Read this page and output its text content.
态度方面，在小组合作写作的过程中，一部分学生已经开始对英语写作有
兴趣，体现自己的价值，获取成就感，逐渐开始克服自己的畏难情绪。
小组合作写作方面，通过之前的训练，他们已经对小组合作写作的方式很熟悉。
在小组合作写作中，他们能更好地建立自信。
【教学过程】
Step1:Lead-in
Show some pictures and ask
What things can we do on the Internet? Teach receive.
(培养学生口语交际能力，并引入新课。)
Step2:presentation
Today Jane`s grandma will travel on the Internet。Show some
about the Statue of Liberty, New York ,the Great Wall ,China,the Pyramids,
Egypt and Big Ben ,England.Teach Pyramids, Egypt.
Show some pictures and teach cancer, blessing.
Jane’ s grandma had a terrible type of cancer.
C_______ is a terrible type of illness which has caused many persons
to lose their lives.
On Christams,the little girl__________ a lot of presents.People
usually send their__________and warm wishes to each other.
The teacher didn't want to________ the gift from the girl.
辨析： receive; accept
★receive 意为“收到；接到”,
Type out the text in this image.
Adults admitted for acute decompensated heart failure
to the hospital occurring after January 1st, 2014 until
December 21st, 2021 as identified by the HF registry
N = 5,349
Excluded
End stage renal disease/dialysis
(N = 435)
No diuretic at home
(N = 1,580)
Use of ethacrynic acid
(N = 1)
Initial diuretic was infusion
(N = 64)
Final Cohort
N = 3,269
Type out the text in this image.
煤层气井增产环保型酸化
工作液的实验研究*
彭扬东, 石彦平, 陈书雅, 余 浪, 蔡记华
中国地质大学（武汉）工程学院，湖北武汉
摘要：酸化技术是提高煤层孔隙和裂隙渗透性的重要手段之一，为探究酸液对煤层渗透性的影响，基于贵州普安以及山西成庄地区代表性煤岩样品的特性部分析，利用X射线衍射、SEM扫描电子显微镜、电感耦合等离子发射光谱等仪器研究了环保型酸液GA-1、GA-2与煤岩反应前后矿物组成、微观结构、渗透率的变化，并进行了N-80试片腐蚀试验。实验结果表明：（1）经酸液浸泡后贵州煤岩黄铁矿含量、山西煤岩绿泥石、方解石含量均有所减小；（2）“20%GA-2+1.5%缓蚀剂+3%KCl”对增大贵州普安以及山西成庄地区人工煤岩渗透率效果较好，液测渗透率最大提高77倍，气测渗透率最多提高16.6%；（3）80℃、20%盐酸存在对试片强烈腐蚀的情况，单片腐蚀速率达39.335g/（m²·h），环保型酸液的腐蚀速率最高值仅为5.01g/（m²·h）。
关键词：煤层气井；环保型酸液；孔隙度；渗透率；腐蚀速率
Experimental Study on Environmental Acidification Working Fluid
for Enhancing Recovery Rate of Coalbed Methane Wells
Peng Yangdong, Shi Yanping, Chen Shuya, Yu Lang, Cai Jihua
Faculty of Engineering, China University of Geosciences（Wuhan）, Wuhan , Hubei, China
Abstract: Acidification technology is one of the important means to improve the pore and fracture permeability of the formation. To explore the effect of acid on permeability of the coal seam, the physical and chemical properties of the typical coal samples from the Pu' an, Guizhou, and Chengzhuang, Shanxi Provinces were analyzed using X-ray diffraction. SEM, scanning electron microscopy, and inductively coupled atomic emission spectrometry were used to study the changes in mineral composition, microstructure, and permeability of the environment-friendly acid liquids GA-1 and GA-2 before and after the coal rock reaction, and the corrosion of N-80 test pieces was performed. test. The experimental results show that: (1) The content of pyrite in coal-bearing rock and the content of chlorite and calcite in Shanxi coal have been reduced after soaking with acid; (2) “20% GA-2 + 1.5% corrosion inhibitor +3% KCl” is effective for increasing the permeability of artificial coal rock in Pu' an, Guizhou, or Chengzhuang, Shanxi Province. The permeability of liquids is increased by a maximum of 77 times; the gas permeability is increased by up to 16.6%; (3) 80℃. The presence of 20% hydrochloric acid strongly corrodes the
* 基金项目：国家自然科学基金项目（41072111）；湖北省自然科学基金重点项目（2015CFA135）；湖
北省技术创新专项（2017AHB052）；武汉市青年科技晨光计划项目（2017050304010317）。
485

> What the task asks:
Report every line containing the word "Jane" from the listing above.

> Expected answer:
Today Jane`s grandma will travel on the Internet。Show some
Jane’ s grandma had a terrible type of cancer.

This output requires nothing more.